** Text passage **
**********
# Question on rear Axle height on my SC18 V2



## Cain (Feb 28, 2002)

I just got in a used V2. What I am not understanding is that the rear pod plate appears to be a few centimeters above the chassis, so that the front end is higher than the back end. I took apart the kit and when reassembled it still had this feature.

Is this common or should the rear pod plate be flush with the front? As ride height is more of a premium, I added some shims to bring it up in the rear so I am not scuffing up the rear pod.

Other than that, I like what I see. Just need to decide between keeping this or my RC18T.


----------



## kcobra (Dec 3, 2002)

Make sure the t-plate is not sandwitched between the black circular ball joint things. If it is the problem you are describing will occur. A couple local guys made the same mistake. The ball joints things should be on top of the t-plate.

The rear pod on mine is pretty much level with the main chassis plate.


----------



## Cain (Feb 28, 2002)

Thanks. From memory, the black circular part is on top the t plate but has I believe a rubber spacer inbetween the T-Plate and the chassis. I just need to do a full tear down I guess.


----------



## BudBartos (Jan 1, 1970)

Cain>. There is no rubber spacer on the V2 are You sure that is what You have?
If it is a V2 the rear pod plate botton should be level with the chassis if not make sure the 1/16'" spacer plate is between the T plate and the rear pod bottom plate.


----------



## Cain (Feb 28, 2002)

Honestly that was was there. Looks like a black rubber O-Ring. 

I am going to tear it completely apart and rebuilt it up from scratch and see what I fine. Right now I had to put in about 2 shims to push the pod low enough so the chassis wasn't rubbing the carpet.


----------



## BudBartos (Jan 1, 1970)

That O ring goes in the black damper disc. and keeps disc snug against the damper tube.


----------



## Cain (Feb 28, 2002)

ah ok. I will do a teardown and see.


----------



## rbauer_1 (Apr 2, 2004)

just make sure that both the black pivot ball retainers are on the same side of the tplate. when i first built mine i had one on each side and it caused the issue you are describing. when i have mine apart to replace this rear pod plate i will snap a pic and show u what im talkin about.


----------



## Cain (Feb 28, 2002)

Thanks. I think that is what is the problem which is why the guy put the black o ring to act as a spacer there. if both black pivot ball retainer plates are supposed to be on the same side, that will fix the issue I believe.
So basically the T-Plate should be flush on the chassis?


----------



## rbauer_1 (Apr 2, 2004)

*this is what it should look like:*










notice that both of the pivot ball retainers are on the same side of the tplate. the only thing that will be on the chassis side of the tplate is a portion of the steel pivot ball. good luck


----------
**********
In the forum thread above about the SC18 V2 rear pod plate, what job does BudBartos say the O-ring does?
**********
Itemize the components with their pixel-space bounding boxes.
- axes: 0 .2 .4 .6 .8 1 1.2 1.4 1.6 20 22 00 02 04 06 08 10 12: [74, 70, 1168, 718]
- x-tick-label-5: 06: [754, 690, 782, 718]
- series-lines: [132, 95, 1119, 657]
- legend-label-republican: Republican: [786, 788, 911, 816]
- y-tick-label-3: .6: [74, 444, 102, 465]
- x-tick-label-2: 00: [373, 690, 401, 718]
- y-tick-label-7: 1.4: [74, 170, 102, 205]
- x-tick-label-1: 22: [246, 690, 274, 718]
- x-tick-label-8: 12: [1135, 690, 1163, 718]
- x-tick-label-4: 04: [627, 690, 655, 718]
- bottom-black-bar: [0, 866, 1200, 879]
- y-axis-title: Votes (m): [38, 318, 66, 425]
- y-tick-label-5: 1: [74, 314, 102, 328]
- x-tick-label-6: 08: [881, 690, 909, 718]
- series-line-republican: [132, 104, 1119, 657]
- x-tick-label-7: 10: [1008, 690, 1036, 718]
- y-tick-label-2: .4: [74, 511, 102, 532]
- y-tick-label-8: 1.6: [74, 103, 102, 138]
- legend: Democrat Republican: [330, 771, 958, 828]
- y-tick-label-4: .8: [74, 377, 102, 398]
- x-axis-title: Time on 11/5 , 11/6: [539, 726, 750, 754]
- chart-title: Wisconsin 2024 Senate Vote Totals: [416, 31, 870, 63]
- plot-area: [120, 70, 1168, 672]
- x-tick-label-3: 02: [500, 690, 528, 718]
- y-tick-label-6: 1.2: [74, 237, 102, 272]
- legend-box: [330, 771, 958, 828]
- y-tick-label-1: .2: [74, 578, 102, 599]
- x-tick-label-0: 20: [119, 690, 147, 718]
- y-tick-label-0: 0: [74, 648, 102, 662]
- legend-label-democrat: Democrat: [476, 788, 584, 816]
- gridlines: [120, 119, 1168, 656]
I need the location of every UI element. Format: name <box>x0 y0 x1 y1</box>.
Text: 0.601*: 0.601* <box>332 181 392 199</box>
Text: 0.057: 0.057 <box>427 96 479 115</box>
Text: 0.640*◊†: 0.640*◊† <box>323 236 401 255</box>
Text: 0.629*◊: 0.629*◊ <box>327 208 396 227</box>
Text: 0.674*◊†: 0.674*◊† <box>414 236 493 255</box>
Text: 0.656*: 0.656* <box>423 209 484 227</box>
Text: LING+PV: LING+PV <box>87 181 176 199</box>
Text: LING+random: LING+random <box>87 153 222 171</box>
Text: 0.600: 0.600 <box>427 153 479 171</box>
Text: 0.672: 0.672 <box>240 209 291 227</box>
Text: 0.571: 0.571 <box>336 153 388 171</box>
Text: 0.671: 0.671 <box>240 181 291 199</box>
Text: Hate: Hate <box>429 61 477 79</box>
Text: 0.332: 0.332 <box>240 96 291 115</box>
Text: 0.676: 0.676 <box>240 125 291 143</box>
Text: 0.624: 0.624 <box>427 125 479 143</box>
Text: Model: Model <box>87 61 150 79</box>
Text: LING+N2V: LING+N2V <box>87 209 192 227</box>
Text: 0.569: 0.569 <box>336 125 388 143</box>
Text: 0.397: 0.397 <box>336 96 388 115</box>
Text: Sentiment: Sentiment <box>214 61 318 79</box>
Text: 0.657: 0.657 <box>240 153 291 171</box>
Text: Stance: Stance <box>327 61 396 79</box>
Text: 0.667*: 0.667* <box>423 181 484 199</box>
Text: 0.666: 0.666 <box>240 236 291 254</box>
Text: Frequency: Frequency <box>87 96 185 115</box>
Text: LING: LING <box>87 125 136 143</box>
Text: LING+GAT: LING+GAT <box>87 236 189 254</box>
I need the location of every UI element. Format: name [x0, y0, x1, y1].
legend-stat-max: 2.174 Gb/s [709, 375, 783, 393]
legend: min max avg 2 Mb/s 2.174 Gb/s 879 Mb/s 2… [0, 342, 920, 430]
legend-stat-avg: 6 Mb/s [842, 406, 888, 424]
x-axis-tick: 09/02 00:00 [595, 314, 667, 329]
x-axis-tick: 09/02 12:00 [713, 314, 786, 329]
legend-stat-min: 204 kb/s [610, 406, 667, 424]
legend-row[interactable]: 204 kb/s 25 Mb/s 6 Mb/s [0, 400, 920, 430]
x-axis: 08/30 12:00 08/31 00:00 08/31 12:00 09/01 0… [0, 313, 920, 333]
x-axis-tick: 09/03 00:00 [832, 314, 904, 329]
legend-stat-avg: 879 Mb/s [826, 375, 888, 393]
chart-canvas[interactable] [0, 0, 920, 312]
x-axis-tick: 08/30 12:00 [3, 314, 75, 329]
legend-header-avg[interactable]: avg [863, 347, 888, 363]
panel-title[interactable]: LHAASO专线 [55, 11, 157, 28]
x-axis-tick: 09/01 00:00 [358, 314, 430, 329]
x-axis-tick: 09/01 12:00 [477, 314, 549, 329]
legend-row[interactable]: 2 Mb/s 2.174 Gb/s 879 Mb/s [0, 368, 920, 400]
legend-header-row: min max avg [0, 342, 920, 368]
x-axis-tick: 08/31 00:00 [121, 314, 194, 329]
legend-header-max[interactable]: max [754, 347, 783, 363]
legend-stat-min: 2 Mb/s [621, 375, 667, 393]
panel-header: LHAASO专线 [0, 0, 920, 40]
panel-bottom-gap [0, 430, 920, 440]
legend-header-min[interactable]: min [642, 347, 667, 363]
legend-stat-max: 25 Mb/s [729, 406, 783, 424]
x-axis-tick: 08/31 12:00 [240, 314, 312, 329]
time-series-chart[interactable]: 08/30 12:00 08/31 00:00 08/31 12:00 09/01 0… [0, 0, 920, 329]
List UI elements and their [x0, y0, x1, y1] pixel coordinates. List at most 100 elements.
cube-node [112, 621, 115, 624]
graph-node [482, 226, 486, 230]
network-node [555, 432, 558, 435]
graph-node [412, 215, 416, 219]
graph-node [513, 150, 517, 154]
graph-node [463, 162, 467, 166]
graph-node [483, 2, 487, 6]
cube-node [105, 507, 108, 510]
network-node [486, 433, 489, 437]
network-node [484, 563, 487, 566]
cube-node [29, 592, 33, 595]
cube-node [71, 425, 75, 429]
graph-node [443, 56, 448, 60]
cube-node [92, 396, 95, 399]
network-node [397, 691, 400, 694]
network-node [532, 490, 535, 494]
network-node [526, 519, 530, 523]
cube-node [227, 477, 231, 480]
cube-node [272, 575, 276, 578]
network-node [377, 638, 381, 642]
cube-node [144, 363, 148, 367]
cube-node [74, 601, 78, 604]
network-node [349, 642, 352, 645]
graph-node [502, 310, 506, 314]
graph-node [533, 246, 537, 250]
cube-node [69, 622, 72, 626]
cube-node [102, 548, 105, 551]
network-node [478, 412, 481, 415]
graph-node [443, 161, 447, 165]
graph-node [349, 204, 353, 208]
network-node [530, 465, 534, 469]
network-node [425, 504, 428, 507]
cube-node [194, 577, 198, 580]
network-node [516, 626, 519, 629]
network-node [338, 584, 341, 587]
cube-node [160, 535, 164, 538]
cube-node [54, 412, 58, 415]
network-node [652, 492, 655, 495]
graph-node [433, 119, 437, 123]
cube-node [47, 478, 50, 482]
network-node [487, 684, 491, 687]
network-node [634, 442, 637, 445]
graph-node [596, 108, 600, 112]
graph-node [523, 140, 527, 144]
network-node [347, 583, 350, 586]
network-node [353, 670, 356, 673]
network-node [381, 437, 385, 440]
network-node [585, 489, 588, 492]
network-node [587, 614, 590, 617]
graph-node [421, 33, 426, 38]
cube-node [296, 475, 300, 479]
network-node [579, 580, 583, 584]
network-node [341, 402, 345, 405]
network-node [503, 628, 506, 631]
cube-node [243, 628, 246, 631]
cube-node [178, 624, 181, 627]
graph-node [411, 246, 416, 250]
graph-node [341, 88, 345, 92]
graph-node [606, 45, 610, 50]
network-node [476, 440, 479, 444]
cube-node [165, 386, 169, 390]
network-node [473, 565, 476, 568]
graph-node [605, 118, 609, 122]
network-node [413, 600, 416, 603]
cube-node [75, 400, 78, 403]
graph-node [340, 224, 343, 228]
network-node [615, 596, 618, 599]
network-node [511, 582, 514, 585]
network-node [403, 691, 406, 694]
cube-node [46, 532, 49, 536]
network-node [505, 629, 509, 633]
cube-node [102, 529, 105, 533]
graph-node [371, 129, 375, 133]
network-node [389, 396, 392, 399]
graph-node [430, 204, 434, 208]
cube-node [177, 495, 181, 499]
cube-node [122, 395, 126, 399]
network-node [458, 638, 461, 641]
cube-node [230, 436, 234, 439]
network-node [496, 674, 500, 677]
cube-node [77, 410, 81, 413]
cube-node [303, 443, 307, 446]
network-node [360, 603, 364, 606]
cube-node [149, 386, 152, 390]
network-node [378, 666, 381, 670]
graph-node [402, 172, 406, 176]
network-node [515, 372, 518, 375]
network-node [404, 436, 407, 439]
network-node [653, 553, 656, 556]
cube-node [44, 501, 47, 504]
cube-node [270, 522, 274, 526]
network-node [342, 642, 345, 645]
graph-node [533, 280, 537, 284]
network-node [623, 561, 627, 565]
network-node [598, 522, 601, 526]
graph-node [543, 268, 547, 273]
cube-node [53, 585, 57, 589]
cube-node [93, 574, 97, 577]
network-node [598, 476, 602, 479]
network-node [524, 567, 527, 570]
**********
** Full solution **
It goes in the black damper disc and keeps the disc snug against the damper tube.